▶ _Work required_:
Write out exactly the lines from the one containing "Read out every word on this page." through the last line of the records below, including both.

Extracted data entries
----

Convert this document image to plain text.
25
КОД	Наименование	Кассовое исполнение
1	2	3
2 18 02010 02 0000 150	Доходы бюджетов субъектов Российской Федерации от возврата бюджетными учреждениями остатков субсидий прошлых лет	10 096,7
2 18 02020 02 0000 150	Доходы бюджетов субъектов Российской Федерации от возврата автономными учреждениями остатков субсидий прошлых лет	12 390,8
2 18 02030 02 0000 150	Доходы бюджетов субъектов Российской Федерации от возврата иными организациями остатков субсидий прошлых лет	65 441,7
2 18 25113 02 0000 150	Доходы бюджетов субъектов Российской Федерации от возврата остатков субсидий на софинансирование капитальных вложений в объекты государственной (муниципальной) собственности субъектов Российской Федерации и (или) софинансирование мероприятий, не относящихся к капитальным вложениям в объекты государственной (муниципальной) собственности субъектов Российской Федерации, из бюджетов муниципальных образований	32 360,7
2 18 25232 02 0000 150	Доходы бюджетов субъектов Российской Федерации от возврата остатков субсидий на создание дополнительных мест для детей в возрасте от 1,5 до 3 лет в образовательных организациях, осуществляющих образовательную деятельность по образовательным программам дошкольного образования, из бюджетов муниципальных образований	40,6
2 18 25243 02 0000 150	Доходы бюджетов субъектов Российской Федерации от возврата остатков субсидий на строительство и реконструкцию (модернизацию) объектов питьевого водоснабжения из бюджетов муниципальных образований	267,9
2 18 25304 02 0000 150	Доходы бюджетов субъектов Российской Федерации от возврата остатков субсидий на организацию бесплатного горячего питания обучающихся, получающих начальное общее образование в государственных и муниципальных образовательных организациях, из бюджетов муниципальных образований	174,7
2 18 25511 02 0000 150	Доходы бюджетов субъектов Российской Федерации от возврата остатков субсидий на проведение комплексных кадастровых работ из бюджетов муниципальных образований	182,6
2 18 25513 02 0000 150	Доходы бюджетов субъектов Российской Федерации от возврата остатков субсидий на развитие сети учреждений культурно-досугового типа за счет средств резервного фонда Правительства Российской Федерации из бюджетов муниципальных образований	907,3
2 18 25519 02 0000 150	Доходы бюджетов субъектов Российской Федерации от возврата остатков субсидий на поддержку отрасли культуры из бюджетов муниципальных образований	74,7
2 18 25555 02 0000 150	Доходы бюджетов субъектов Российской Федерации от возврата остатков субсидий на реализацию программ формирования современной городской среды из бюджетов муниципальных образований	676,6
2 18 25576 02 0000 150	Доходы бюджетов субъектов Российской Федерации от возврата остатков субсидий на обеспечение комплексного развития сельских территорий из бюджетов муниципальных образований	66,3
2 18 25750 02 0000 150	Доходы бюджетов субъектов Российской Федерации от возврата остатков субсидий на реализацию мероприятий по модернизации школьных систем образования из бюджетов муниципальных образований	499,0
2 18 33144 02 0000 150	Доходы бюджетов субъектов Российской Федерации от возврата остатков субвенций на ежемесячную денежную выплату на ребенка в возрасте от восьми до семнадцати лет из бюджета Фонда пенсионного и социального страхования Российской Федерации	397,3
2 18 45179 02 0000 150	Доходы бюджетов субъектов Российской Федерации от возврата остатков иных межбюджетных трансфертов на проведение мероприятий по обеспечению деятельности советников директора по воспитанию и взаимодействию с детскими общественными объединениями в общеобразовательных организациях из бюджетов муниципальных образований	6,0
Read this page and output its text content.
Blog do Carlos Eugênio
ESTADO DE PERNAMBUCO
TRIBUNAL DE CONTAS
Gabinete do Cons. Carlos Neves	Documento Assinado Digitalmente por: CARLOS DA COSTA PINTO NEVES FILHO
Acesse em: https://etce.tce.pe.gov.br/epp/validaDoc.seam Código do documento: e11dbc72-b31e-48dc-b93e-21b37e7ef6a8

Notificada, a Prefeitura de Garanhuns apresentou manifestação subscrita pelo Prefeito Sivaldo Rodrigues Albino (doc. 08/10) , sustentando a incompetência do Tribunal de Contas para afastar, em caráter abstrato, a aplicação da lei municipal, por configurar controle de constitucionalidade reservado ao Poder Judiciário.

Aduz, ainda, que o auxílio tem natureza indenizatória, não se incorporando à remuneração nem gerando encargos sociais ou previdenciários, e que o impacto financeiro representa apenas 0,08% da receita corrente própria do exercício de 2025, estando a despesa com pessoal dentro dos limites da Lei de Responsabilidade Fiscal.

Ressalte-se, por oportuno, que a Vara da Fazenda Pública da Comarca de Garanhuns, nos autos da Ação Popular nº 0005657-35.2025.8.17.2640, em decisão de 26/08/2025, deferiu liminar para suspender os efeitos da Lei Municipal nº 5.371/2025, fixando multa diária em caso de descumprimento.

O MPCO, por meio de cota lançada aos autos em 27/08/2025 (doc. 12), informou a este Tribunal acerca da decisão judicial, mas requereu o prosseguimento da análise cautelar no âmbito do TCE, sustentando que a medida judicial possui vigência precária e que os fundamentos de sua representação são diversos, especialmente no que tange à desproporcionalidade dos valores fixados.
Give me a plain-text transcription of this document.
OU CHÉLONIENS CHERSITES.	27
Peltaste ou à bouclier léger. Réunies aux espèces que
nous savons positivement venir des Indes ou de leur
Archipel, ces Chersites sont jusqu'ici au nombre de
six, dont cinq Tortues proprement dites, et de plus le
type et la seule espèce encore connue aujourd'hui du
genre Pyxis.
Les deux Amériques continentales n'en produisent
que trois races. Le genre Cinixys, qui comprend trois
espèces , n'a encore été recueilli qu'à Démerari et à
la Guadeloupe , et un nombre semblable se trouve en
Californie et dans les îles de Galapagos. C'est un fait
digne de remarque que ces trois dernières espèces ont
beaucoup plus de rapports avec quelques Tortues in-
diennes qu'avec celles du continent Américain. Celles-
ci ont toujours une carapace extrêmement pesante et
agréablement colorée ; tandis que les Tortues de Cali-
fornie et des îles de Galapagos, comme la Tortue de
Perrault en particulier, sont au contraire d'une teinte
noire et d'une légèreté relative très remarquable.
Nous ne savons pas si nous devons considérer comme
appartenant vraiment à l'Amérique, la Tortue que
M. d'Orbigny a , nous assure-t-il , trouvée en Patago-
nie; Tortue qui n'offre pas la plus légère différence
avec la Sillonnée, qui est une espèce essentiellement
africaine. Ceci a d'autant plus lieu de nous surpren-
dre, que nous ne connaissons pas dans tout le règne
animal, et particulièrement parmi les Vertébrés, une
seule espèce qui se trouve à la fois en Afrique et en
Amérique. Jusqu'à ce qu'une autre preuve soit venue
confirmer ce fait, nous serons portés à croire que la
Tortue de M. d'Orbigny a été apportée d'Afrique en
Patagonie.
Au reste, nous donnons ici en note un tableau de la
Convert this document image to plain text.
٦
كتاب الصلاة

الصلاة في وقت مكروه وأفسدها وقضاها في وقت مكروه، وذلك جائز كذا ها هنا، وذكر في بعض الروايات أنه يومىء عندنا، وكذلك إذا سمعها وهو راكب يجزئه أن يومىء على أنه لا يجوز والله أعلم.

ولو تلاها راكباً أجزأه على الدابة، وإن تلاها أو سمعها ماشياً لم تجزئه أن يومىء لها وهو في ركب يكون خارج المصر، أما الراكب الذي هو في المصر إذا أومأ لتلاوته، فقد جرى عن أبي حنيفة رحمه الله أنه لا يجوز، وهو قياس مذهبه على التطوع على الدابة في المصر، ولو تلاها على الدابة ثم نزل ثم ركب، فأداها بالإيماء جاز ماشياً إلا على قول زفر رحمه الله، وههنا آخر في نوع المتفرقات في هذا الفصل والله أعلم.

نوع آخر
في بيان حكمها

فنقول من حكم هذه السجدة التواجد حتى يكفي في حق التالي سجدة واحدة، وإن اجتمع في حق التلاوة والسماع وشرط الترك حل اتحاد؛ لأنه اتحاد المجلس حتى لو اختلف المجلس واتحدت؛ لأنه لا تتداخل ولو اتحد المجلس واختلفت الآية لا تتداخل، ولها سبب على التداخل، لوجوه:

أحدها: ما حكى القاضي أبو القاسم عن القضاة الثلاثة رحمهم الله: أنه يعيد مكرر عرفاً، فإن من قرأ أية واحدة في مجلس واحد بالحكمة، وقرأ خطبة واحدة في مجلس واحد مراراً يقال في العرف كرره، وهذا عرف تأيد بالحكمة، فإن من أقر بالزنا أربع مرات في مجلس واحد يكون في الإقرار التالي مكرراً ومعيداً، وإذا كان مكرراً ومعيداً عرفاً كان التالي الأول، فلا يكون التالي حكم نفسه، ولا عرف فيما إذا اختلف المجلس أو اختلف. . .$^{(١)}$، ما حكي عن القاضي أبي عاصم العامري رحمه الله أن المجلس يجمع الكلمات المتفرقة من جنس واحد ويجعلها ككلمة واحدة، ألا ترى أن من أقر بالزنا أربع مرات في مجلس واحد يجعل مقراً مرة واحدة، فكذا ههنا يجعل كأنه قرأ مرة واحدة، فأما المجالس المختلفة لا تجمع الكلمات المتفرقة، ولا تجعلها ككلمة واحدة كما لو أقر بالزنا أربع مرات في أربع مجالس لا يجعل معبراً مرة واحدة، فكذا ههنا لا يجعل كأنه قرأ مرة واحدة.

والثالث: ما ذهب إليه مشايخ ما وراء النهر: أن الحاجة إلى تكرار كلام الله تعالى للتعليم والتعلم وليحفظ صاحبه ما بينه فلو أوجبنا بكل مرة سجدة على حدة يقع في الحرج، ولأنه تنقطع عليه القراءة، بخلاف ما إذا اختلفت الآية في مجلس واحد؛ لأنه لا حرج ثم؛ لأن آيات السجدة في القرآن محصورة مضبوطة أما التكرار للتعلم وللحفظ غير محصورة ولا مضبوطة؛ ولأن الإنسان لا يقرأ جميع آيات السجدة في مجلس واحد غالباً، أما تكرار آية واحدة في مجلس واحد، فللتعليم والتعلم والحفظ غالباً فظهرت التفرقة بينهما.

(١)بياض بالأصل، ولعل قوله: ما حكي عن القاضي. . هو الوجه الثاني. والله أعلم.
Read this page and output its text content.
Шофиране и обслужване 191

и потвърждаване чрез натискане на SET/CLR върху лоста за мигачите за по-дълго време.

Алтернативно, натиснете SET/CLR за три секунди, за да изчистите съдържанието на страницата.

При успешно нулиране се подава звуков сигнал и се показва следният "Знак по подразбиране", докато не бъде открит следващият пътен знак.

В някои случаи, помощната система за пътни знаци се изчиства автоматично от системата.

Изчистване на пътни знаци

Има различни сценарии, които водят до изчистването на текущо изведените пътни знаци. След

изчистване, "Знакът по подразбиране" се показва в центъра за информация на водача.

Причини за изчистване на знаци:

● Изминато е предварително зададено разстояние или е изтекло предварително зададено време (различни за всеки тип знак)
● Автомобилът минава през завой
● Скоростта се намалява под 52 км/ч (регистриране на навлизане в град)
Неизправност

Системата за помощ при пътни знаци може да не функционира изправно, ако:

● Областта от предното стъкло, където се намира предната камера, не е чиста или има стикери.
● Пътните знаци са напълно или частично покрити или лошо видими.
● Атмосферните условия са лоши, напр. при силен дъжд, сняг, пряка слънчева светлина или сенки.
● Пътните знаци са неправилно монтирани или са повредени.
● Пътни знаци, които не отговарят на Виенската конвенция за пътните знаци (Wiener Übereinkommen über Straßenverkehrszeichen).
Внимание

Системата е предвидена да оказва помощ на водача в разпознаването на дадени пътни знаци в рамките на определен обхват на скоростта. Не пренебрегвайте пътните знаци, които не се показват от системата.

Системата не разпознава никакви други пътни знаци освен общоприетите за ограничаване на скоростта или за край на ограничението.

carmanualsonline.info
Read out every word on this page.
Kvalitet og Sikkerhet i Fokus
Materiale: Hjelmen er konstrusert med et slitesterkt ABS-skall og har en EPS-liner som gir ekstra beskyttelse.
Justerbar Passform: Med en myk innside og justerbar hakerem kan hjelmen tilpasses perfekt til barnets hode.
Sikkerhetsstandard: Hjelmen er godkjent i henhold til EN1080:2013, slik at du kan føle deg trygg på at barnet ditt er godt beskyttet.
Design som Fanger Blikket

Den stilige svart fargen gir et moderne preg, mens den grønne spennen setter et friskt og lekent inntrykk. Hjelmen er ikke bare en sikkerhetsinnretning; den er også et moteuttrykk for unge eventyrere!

----

▶ _Written solution_:
Read out every word on this page.
Kvalitet og Sikkerhet i Fokus
Materiale: Hjelmen er konstrusert med et slitesterkt ABS-skall og har en EPS-liner som gir ekstra beskyttelse.
Justerbar Passform: Med en myk innside og justerbar hakerem kan hjelmen tilpasses perfekt til barnets hode.
Sikkerhetsstandard: Hjelmen er godkjent i henhold til EN1080:2013, slik at du kan føle deg trygg på at barnet ditt er godt beskyttet.
Design som Fanger Blikket

Den stilige svart fargen gir et moderne preg, mens den grønne spennen setter et friskt og lekent inntrykk. Hjelmen er ikke bare en sikkerhetsinnretning; den er også et moteuttrykk for unge eventyrere!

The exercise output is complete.